What is asked —
Please state how many lines in the records contain the string "JSON", with no words besides the number.

— start —

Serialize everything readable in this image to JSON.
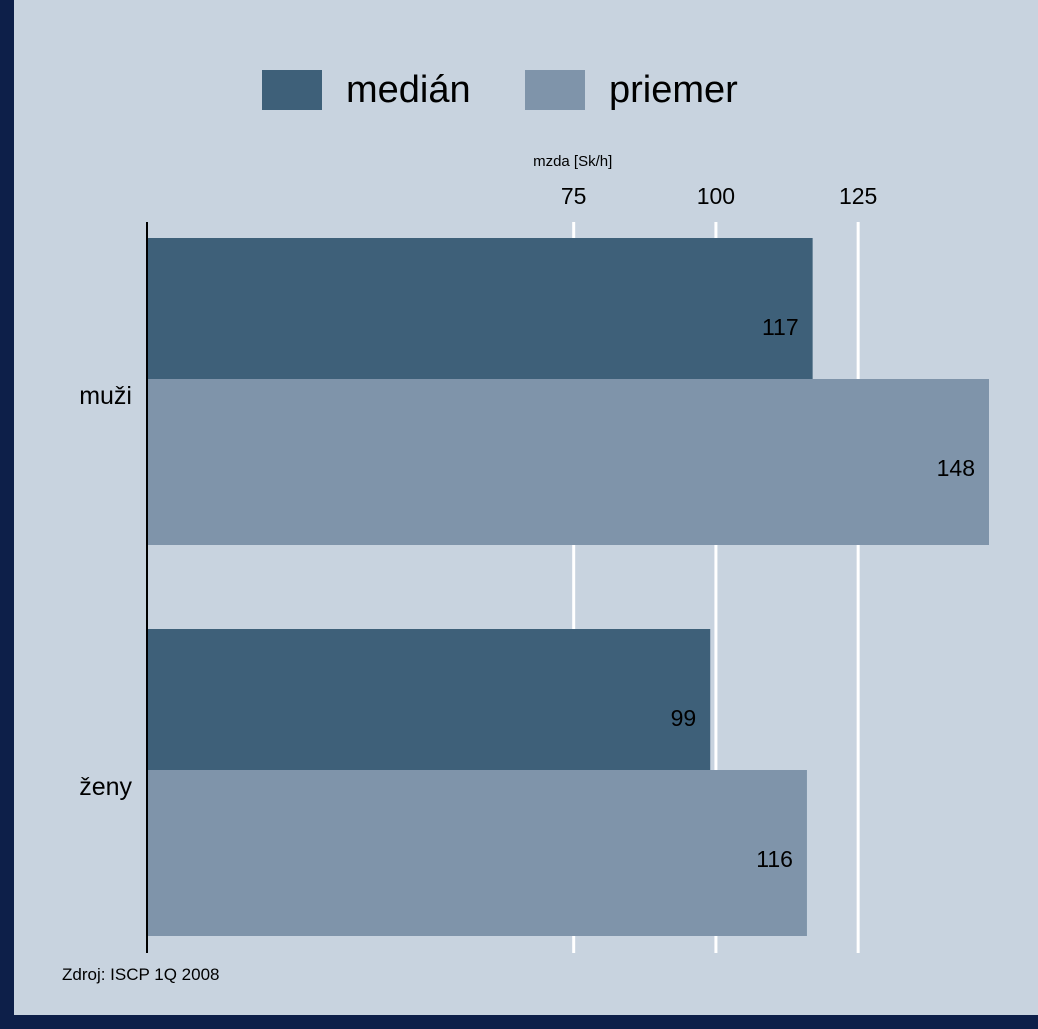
{
  "chart_data": {
    "type": "bar",
    "orientation": "horizontal",
    "xlabel": "mzda [Sk/h]",
    "categories": [
      "muži",
      "ženy"
    ],
    "series": [
      {
        "name": "medián",
        "values": [
          117,
          99
        ],
        "color": "#3e6079"
      },
      {
        "name": "priemer",
        "values": [
          148,
          116
        ],
        "color": "#7f94aa"
      }
    ],
    "x_ticks": [
      75,
      100,
      125
    ],
    "xlim": [
      0,
      148
    ],
    "grid": true,
    "legend": "top"
  },
  "source": "Zdroj: ISCP 1Q 2008",
  "colors": {
    "page_border": "#0d1f49",
    "panel": "#c8d3df",
    "grid": "#ffffff",
    "axis": "#000000"
  }
}
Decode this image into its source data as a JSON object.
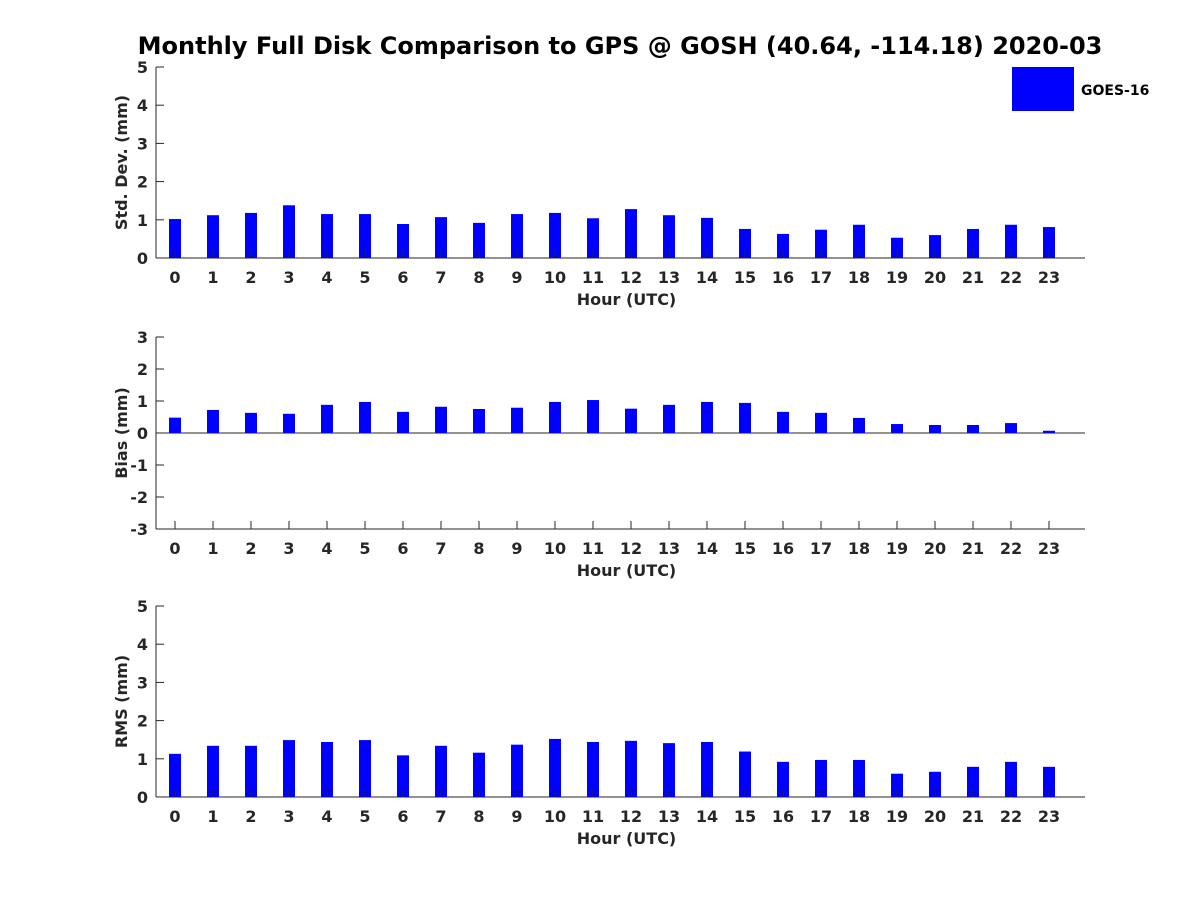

— end —

Completed exercise —
2